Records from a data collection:
◆ ◆ ◆ ◆ ◆ ◆ ◆

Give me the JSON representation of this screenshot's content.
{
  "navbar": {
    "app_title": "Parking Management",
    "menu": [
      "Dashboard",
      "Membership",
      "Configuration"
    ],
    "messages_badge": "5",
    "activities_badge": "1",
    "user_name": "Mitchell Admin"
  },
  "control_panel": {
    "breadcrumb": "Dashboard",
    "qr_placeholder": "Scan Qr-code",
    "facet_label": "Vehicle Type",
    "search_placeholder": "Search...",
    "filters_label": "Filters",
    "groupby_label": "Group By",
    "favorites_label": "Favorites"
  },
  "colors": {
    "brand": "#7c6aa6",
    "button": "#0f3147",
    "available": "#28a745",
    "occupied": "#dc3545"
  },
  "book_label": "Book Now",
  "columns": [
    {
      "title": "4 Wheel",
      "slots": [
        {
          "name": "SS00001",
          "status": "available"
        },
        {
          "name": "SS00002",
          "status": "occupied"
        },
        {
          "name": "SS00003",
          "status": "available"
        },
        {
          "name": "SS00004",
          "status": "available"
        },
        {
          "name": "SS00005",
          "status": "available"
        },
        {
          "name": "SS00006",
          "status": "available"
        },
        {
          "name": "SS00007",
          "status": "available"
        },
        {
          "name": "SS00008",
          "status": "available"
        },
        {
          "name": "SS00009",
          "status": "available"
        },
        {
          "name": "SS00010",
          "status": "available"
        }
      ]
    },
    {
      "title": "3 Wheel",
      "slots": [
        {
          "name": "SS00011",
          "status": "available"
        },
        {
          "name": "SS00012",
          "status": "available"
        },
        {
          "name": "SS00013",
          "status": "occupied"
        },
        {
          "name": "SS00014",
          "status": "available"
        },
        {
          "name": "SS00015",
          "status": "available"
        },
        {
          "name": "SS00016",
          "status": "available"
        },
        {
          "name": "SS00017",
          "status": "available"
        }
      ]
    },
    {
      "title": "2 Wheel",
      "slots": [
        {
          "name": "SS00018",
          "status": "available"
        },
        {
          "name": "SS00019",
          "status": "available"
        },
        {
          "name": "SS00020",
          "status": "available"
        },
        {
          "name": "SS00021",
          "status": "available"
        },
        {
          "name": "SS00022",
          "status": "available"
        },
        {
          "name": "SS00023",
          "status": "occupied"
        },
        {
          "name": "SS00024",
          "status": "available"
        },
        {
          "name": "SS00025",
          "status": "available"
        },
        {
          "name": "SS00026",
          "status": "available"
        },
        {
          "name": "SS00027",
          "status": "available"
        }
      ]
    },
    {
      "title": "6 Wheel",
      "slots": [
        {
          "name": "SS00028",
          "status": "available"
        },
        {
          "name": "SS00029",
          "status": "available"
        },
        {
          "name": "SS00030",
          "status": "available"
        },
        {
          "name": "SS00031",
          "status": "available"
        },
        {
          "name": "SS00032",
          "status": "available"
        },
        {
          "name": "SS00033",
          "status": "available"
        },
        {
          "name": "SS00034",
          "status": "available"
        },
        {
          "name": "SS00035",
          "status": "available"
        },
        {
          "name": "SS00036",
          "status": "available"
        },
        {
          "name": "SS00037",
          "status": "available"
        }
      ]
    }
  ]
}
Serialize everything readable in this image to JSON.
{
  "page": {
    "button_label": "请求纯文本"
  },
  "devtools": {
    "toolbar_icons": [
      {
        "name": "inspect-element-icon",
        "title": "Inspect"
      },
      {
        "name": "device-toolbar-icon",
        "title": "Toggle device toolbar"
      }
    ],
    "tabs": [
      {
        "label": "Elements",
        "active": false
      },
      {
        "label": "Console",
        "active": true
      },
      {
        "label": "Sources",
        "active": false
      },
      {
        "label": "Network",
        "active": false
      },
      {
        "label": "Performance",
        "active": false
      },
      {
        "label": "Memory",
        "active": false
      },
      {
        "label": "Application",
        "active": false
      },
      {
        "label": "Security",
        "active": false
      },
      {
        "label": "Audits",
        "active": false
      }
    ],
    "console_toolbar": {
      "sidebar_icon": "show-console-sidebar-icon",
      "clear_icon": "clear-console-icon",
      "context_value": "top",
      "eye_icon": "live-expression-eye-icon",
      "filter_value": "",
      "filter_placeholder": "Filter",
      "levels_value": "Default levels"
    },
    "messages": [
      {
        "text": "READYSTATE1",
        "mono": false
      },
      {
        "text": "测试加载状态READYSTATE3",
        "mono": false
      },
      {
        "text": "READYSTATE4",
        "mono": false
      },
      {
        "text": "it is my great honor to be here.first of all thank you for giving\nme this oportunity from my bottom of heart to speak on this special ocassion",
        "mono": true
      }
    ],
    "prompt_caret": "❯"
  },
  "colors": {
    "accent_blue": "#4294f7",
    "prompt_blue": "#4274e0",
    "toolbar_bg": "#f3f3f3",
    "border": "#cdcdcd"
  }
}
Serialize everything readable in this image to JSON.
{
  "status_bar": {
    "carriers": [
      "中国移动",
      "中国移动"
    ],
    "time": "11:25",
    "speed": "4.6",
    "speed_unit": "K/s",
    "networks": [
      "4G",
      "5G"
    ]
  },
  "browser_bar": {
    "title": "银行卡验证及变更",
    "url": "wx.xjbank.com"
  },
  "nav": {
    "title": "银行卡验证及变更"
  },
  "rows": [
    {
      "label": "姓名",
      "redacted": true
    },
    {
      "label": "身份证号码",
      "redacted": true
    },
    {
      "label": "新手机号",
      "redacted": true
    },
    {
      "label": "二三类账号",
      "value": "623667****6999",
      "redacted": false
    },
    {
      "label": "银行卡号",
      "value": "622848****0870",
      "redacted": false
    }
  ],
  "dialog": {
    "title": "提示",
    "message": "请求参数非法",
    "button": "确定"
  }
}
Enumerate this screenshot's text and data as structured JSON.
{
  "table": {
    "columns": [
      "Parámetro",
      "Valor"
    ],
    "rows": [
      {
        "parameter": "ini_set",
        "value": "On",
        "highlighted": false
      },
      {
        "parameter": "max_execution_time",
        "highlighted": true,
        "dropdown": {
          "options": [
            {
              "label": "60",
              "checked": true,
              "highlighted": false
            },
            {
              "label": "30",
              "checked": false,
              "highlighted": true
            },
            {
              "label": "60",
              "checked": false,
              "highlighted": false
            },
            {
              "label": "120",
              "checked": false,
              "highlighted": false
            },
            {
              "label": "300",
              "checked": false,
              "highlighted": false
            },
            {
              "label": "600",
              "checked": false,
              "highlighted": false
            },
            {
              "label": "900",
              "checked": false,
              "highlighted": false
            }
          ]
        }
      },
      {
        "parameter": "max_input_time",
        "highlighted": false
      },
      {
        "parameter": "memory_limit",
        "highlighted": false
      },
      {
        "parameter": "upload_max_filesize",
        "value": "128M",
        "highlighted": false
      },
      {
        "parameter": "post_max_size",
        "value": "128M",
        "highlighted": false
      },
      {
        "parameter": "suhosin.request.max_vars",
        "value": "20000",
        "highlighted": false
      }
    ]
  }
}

◆ ◆ ◆ ◆ ◆ ◆ ◆

## Exercise
Reproduce every record above exactly as it appears.

## Reply to the exercise
Give me the JSON representation of this screenshot's content.
{
  "navbar": {
    "app_title": "Parking Management",
    "menu": [
      "Dashboard",
      "Membership",
      "Configuration"
    ],
    "messages_badge": "5",
    "activities_badge": "1",
    "user_name": "Mitchell Admin"
  },
  "control_panel": {
    "breadcrumb": "Dashboard",
    "qr_placeholder": "Scan Qr-code",
    "facet_label": "Vehicle Type",
    "search_placeholder": "Search...",
    "filters_label": "Filters",
    "groupby_label": "Group By",
    "favorites_label": "Favorites"
  },
  "colors": {
    "brand": "#7c6aa6",
    "button": "#0f3147",
    "available": "#28a745",
    "occupied": "#dc3545"
  },
  "book_label": "Book Now",
  "columns": [
    {
      "title": "4 Wheel",
      "slots": [
        {
          "name": "SS00001",
          "status": "available"
        },
        {
          "name": "SS00002",
          "status": "occupied"
        },
        {
          "name": "SS00003",
          "status": "available"
        },
        {
          "name": "SS00004",
          "status": "available"
        },
        {
          "name": "SS00005",
          "status": "available"
        },
        {
          "name": "SS00006",
          "status": "available"
        },
        {
          "name": "SS00007",
          "status": "available"
        },
        {
          "name": "SS00008",
          "status": "available"
        },
        {
          "name": "SS00009",
          "status": "available"
        },
        {
          "name": "SS00010",
          "status": "available"
        }
      ]
    },
    {
      "title": "3 Wheel",
      "slots": [
        {
          "name": "SS00011",
          "status": "available"
        },
        {
          "name": "SS00012",
          "status": "available"
        },
        {
          "name": "SS00013",
          "status": "occupied"
        },
        {
          "name": "SS00014",
          "status": "available"
        },
        {
          "name": "SS00015",
          "status": "available"
        },
        {
          "name": "SS00016",
          "status": "available"
        },
        {
          "name": "SS00017",
          "status": "available"
        }
      ]
    },
    {
      "title": "2 Wheel",
      "slots": [
        {
          "name": "SS00018",
          "status": "available"
        },
        {
          "name": "SS00019",
          "status": "available"
        },
        {
          "name": "SS00020",
          "status": "available"
        },
        {
          "name": "SS00021",
          "status": "available"
        },
        {
          "name": "SS00022",
          "status": "available"
        },
        {
          "name": "SS00023",
          "status": "occupied"
        },
        {
          "name": "SS00024",
          "status": "available"
        },
        {
          "name": "SS00025",
          "status": "available"
        },
        {
          "name": "SS00026",
          "status": "available"
        },
        {
          "name": "SS00027",
          "status": "available"
        }
      ]
    },
    {
      "title": "6 Wheel",
      "slots": [
        {
          "name": "SS00028",
          "status": "available"
        },
        {
          "name": "SS00029",
          "status": "available"
        },
        {
          "name": "SS00030",
          "status": "available"
        },
        {
          "name": "SS00031",
          "status": "available"
        },
        {
          "name": "SS00032",
          "status": "available"
        },
        {
          "name": "SS00033",
          "status": "available"
        },
        {
          "name": "SS00034",
          "status": "available"
        },
        {
          "name": "SS00035",
          "status": "available"
        },
        {
          "name": "SS00036",
          "status": "available"
        },
        {
          "name": "SS00037",
          "status": "available"
        }
      ]
    }
  ]
}
Serialize everything readable in this image to JSON.
{
  "page": {
    "button_label": "请求纯文本"
  },
  "devtools": {
    "toolbar_icons": [
      {
        "name": "inspect-element-icon",
        "title": "Inspect"
      },
      {
        "name": "device-toolbar-icon",
        "title": "Toggle device toolbar"
      }
    ],
    "tabs": [
      {
        "label": "Elements",
        "active": false
      },
      {
        "label": "Console",
        "active": true
      },
      {
        "label": "Sources",
        "active": false
      },
      {
        "label": "Network",
        "active": false
      },
      {
        "label": "Performance",
        "active": false
      },
      {
        "label": "Memory",
        "active": false
      },
      {
        "label": "Application",
        "active": false
      },
      {
        "label": "Security",
        "active": false
      },
      {
        "label": "Audits",
        "active": false
      }
    ],
    "console_toolbar": {
      "sidebar_icon": "show-console-sidebar-icon",
      "clear_icon": "clear-console-icon",
      "context_value": "top",
      "eye_icon": "live-expression-eye-icon",
      "filter_value": "",
      "filter_placeholder": "Filter",
      "levels_value": "Default levels"
    },
    "messages": [
      {
        "text": "READYSTATE1",
        "mono": false
      },
      {
        "text": "测试加载状态READYSTATE3",
        "mono": false
      },
      {
        "text": "READYSTATE4",
        "mono": false
      },
      {
        "text": "it is my great honor to be here.first of all thank you for giving\nme this oportunity from my bottom of heart to speak on this special ocassion",
        "mono": true
      }
    ],
    "prompt_caret": "❯"
  },
  "colors": {
    "accent_blue": "#4294f7",
    "prompt_blue": "#4274e0",
    "toolbar_bg": "#f3f3f3",
    "border": "#cdcdcd"
  }
}
Serialize everything readable in this image to JSON.
{
  "status_bar": {
    "carriers": [
      "中国移动",
      "中国移动"
    ],
    "time": "11:25",
    "speed": "4.6",
    "speed_unit": "K/s",
    "networks": [
      "4G",
      "5G"
    ]
  },
  "browser_bar": {
    "title": "银行卡验证及变更",
    "url": "wx.xjbank.com"
  },
  "nav": {
    "title": "银行卡验证及变更"
  },
  "rows": [
    {
      "label": "姓名",
      "redacted": true
    },
    {
      "label": "身份证号码",
      "redacted": true
    },
    {
      "label": "新手机号",
      "redacted": true
    },
    {
      "label": "二三类账号",
      "value": "623667****6999",
      "redacted": false
    },
    {
      "label": "银行卡号",
      "value": "622848****0870",
      "redacted": false
    }
  ],
  "dialog": {
    "title": "提示",
    "message": "请求参数非法",
    "button": "确定"
  }
}
Enumerate this screenshot's text and data as structured JSON.
{
  "table": {
    "columns": [
      "Parámetro",
      "Valor"
    ],
    "rows": [
      {
        "parameter": "ini_set",
        "value": "On",
        "highlighted": false
      },
      {
        "parameter": "max_execution_time",
        "highlighted": true,
        "dropdown": {
          "options": [
            {
              "label": "60",
              "checked": true,
              "highlighted": false
            },
            {
              "label": "30",
              "checked": false,
              "highlighted": true
            },
            {
              "label": "60",
              "checked": false,
              "highlighted": false
            },
            {
              "label": "120",
              "checked": false,
              "highlighted": false
            },
            {
              "label": "300",
              "checked": false,
              "highlighted": false
            },
            {
              "label": "600",
              "checked": false,
              "highlighted": false
            },
            {
              "label": "900",
              "checked": false,
              "highlighted": false
            }
          ]
        }
      },
      {
        "parameter": "max_input_time",
        "highlighted": false
      },
      {
        "parameter": "memory_limit",
        "highlighted": false
      },
      {
        "parameter": "upload_max_filesize",
        "value": "128M",
        "highlighted": false
      },
      {
        "parameter": "post_max_size",
        "value": "128M",
        "highlighted": false
      },
      {
        "parameter": "suhosin.request.max_vars",
        "value": "20000",
        "highlighted": false
      }
    ]
  }
}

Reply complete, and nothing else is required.